Rows from a dataset:

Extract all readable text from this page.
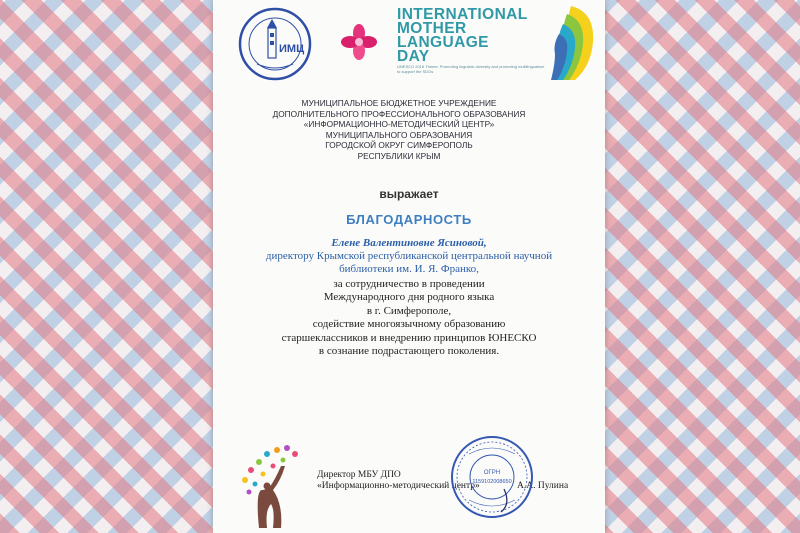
ИМЦ
INTERNATIONAL
MOTHER
LANGUAGE
DAY
UNESCO 2018 Theme: Promoting linguistic diversity and promoting multilingualism to support the SDGs
МУНИЦИПАЛЬНОЕ БЮДЖЕТНОЕ УЧРЕЖДЕНИЕ
ДОПОЛНИТЕЛЬНОГО ПРОФЕССИОНАЛЬНОГО ОБРАЗОВАНИЯ
«ИНФОРМАЦИОННО-МЕТОДИЧЕСКИЙ ЦЕНТР»
МУНИЦИПАЛЬНОГО ОБРАЗОВАНИЯ
ГОРОДСКОЙ ОКРУГ СИМФЕРОПОЛЬ
РЕСПУБЛИКИ КРЫМ
выражает
БЛАГОДАРНОСТЬ
Елене Валентиновне Ясиновой,
директору Крымской республиканской центральной научной
библиотеки им. И. Я. Франко,
за сотрудничество в проведении
Международного дня родного языка
в г. Симферополе,
содействие многоязычному образованию
старшеклассников и внедрению принципов ЮНЕСКО
в сознание подрастающего поколения.
Директор МБУ ДПО
«Информационно-методический центр»	А.А. Пулина
ОГРН
1159102008650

- WORK TO BE COMPLETED -
Where a line in the material above holds "ОБРАЗОВАНИЯ", copy that line.

- THE RESULT -
ДОПОЛНИТЕЛЬНОГО ПРОФЕССИОНАЛЬНОГО ОБРАЗОВАНИЯ
МУНИЦИПАЛЬНОГО ОБРАЗОВАНИЯ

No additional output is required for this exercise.